*EXERCISE PROMPT:*
Set down the material below in full, matching it exactly.

*Entries taken from a collection:*
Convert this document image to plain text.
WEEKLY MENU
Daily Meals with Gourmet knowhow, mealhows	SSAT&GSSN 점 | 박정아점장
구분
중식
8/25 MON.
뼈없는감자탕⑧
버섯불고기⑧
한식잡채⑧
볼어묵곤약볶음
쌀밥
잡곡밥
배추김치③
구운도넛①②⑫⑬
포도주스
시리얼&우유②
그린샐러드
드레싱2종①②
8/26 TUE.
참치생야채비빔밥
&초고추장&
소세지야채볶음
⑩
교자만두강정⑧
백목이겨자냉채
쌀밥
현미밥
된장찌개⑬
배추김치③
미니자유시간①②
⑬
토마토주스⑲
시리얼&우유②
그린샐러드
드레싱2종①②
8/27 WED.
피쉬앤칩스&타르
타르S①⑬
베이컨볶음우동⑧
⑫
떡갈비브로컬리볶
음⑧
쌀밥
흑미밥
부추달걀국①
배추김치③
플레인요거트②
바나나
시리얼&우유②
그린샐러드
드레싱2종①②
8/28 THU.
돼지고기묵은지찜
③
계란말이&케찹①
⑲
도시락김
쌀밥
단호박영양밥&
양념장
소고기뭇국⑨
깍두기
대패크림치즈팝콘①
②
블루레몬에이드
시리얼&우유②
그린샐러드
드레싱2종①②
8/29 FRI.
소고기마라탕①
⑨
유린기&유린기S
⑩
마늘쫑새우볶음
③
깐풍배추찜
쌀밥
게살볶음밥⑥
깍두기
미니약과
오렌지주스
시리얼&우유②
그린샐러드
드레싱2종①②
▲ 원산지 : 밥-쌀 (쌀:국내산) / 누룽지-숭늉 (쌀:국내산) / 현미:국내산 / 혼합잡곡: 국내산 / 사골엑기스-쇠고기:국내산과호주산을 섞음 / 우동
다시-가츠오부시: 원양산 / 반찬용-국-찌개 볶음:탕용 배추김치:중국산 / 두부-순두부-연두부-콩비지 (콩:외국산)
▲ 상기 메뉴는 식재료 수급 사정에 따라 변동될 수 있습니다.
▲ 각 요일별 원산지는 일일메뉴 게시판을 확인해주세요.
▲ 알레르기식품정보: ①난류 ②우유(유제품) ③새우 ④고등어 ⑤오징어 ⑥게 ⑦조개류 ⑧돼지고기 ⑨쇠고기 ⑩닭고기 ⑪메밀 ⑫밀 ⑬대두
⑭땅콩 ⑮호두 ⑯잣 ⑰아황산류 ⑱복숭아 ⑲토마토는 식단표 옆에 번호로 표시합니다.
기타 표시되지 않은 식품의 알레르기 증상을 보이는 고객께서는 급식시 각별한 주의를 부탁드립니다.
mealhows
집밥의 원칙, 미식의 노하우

*CORRECT RESULT:*
Convert this document image to plain text.
WEEKLY MENU
Daily Meals with Gourmet knowhow, mealhows	SSAT&GSSN 점 | 박정아점장
구분
중식
8/25 MON.
뼈없는감자탕⑧
버섯불고기⑧
한식잡채⑧
볼어묵곤약볶음
쌀밥
잡곡밥
배추김치③
구운도넛①②⑫⑬
포도주스
시리얼&우유②
그린샐러드
드레싱2종①②
8/26 TUE.
참치생야채비빔밥
&초고추장&
소세지야채볶음
⑩
교자만두강정⑧
백목이겨자냉채
쌀밥
현미밥
된장찌개⑬
배추김치③
미니자유시간①②
⑬
토마토주스⑲
시리얼&우유②
그린샐러드
드레싱2종①②
8/27 WED.
피쉬앤칩스&타르
타르S①⑬
베이컨볶음우동⑧
⑫
떡갈비브로컬리볶
음⑧
쌀밥
흑미밥
부추달걀국①
배추김치③
플레인요거트②
바나나
시리얼&우유②
그린샐러드
드레싱2종①②
8/28 THU.
돼지고기묵은지찜
③
계란말이&케찹①
⑲
도시락김
쌀밥
단호박영양밥&
양념장
소고기뭇국⑨
깍두기
대패크림치즈팝콘①
②
블루레몬에이드
시리얼&우유②
그린샐러드
드레싱2종①②
8/29 FRI.
소고기마라탕①
⑨
유린기&유린기S
⑩
마늘쫑새우볶음
③
깐풍배추찜
쌀밥
게살볶음밥⑥
깍두기
미니약과
오렌지주스
시리얼&우유②
그린샐러드
드레싱2종①②
▲ 원산지 : 밥-쌀 (쌀:국내산) / 누룽지-숭늉 (쌀:국내산) / 현미:국내산 / 혼합잡곡: 국내산 / 사골엑기스-쇠고기:국내산과호주산을 섞음 / 우동
다시-가츠오부시: 원양산 / 반찬용-국-찌개 볶음:탕용 배추김치:중국산 / 두부-순두부-연두부-콩비지 (콩:외국산)
▲ 상기 메뉴는 식재료 수급 사정에 따라 변동될 수 있습니다.
▲ 각 요일별 원산지는 일일메뉴 게시판을 확인해주세요.
▲ 알레르기식품정보: ①난류 ②우유(유제품) ③새우 ④고등어 ⑤오징어 ⑥게 ⑦조개류 ⑧돼지고기 ⑨쇠고기 ⑩닭고기 ⑪메밀 ⑫밀 ⑬대두
⑭땅콩 ⑮호두 ⑯잣 ⑰아황산류 ⑱복숭아 ⑲토마토는 식단표 옆에 번호로 표시합니다.
기타 표시되지 않은 식품의 알레르기 증상을 보이는 고객께서는 급식시 각별한 주의를 부탁드립니다.
mealhows
집밥의 원칙, 미식의 노하우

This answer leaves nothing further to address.